----- EXTRAIT DU TEXTE -----

Marie Vassilieff, Nue, 1913. (© Galerie Françoise Livinec)
Elle se destinait initialement à la médecine
Marie Vassilieff est née en 1884, en Russie, dans la ville de Smolensk. Venant d’une famille aisée qui la pousse vers des études prestigieuses, elle se retrouve sur le chemin de l’école de médecine à Saint-Pétersbourg, contre son gré. Elle coupe court à cette voie et abandonne sa blouse blanche d’étudiante en médecine pour enfiler une tout autre blouse blanche, celle-ci tachée de peinture.
Elle entreprend dès 1903 des études d’art à l’Académie impériale des Beaux-Arts de Saint-Pétersbourg. Passionnée par l’art européen, elle décide de voyager sur le continent, puis de s’installer à Paris, en 1907, pour s’inscrire à l’École des Beaux-Arts. Elle se forme aux côtés de Sonia Delaunay à l’Académie de la Palette, d’Olga Meerson et d’Henri Matisse, qui l’initie au fauvisme, au cubisme et aux “nouvelles techniques d’avant-garde”, indique la galerie Françoise Livinec.
Marie Vassilieff, Chimère, 1950. (© Galerie Françoise Livinec)
Elle a fondé des académies d’art russe
À mesure qu’elle gagnait en influence, “la cigale des steppes” s’est imposée sur la scène artistique parisienne, en cofondant d’abord deux académies, la première dédiée à l’art et à la littérature russes, la seconde à la peinture et à la sculpture. En 1912, elle ouvre son propre atelier où un bon nombre d’événements et de rencontres entre artistes, élèves et intellectuel·le·s se tenait.
Maria Blanchard, Nina Hamnett, Amedeo Modigliani, Ossip Zadkine, Jacques Lipchitz ou Chaïm Soutine s’y bousculaient. Sur les murs, on trouvait des œuvres de Marc Chagall et de Fernand Léger. L’Atelier Marie Vassilieff et son Académie se trouvaient tous deux dans le beau Montparnasse bohème, avenue du Maine.
41 ans après sa mort, et ce jusqu’à 2013, son atelier est transformé en musée du Montparnasse. En 2016, la Villa Vassilieff fut inaugurée dans ses anciens ateliers. Cet établissement culturel municipal accueille des artistes et sert de centre de recherche et d’archives autour du quartier des Montparnos.
Jean Cocteau, Manuel Ortiz de Zárate, Henri-Pierre Roché, Marie Vassilieff, Max Jacob et Picasso, à Montparnasse, La Rotonde, Paris, 1916, collection privée, photographe inconnu·e. (© Fine Art Images/Heritage Images via Getty Images)
Elle a ouvert une cantine pour artistes sans le sou à Montparnasse
En 1915, l’artiste ajoute une cantine pour artistes et modèles vivant·e·s à son atelier, où tout le gratin du Montparnasse se retrouvait. Elle en fait “un espace de réconfort et de gaîté au cœur des tempêtes de la Grande Guerre”, décrit Françoise Livinec, et “l’un des plus hauts lieux de rencontres et de transmission culturelle” de Paris. “Marie Vassilieff fait partie des artistes qui ont maintenu Paris au sommet de l’innovation artistique du siècle. […] Elle demeure l’un des centres de gravité autour duquel évoluaient les artistes les plus novateurs de l’époque.”

-----

VOTRE TÂCHE: Poursuivez le texte sur Marie Vassilieff à la suite de sa dernière phrase. Le matériel qui suit est distinct de ce texte.

----- INFORMATIONS FOURNIES -----

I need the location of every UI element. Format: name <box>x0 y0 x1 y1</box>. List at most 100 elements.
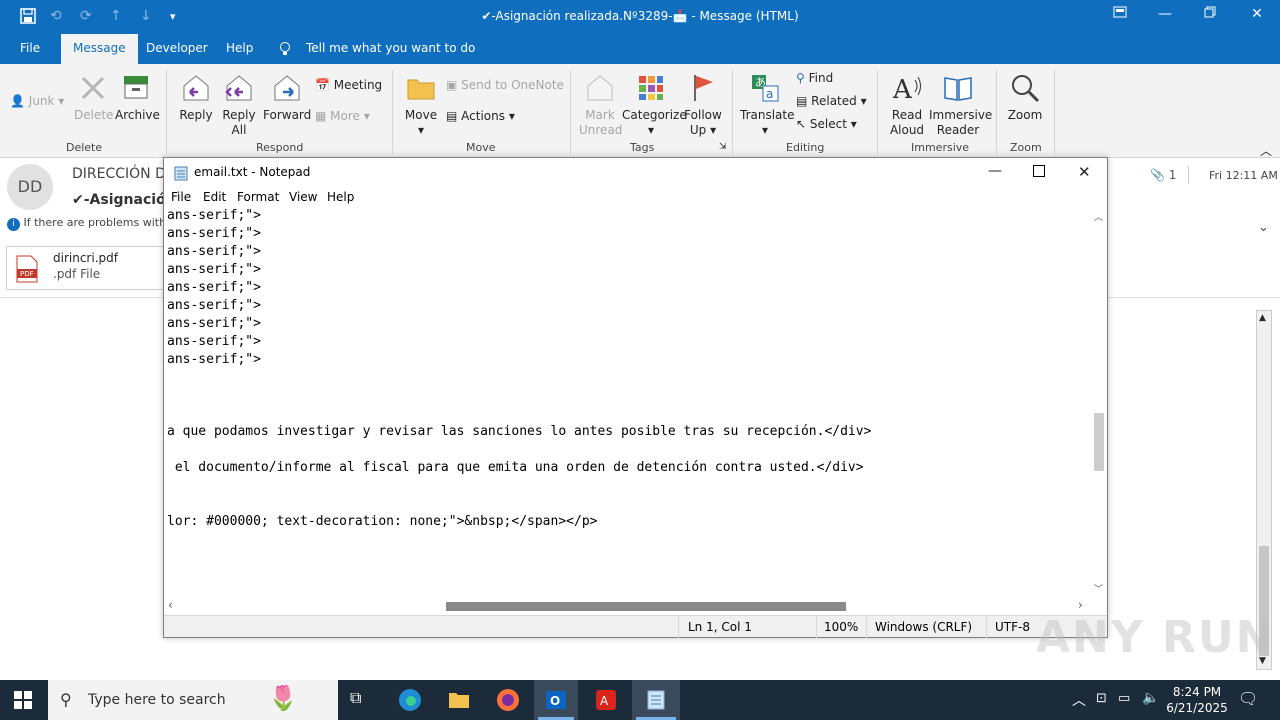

-----

RÉSULTAT DE L'EXERCICE:
Infirmière volontaire dans la Croix-Rouge française, Marie Vassilieff a été témoin, en première ligne, de l’impact de la crise économique sur de nombreux·ses artistes parisien·ne·s, qui survivaient grâce aux aides cédées par le gouvernement en place. Ces dernier·ère·s trouvaient refuge, gîte et couvert dans sa cantine solidaire.
Amedeo Modigliani, Portrait de Marie Vassilieff. (© Art Images via Getty Images)
Pour quelques centimes, un repas complet, un verre de vin et un lieu chaleureux leur étaient proposés. À cette époque, un couvre-feu avait été mis en place par le gouvernement pour les cafés et restaurants. Marie Vassilieff avait eu la bonne idée d’inscrire son lieu comme club privé et non comme restaurant, échappant ainsi à cette restriction.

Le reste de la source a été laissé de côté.